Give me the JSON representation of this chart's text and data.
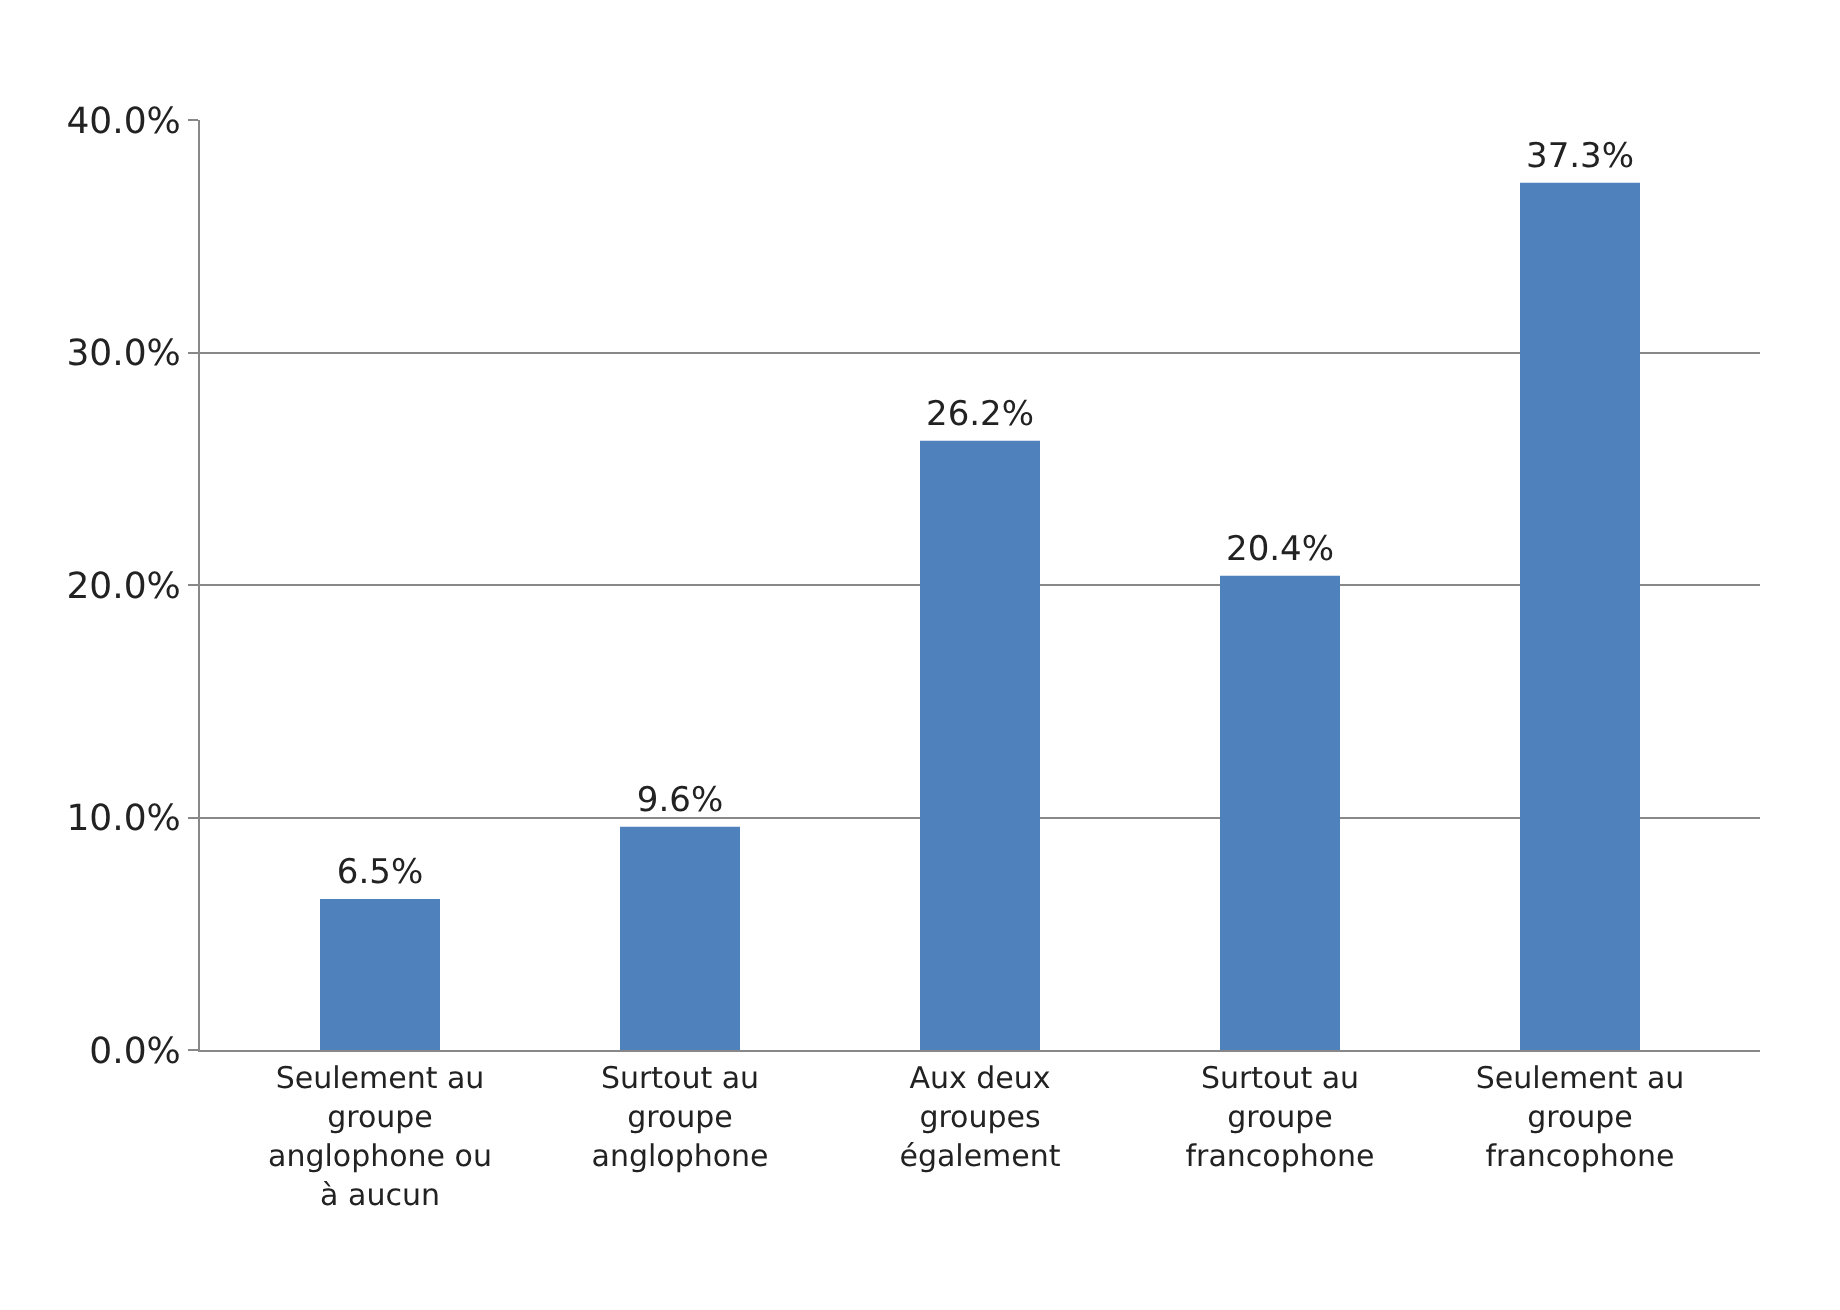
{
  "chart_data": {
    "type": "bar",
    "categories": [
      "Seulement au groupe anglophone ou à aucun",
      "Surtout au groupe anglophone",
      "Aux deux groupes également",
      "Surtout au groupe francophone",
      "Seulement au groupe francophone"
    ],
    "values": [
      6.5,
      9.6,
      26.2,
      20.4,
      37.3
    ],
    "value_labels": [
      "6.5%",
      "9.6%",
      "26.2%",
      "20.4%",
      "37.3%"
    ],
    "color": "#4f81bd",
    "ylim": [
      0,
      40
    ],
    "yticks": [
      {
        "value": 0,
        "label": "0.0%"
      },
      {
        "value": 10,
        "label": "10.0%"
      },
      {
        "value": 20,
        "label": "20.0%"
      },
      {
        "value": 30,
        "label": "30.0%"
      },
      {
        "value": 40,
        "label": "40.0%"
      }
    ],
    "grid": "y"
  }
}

· · · · · · ·

§ **Brief**: Using the listing above, locate the lines that hold "francophone" and copy each one.

§ **Result below**:
      "Surtout au groupe francophone",
      "Seulement au groupe francophone"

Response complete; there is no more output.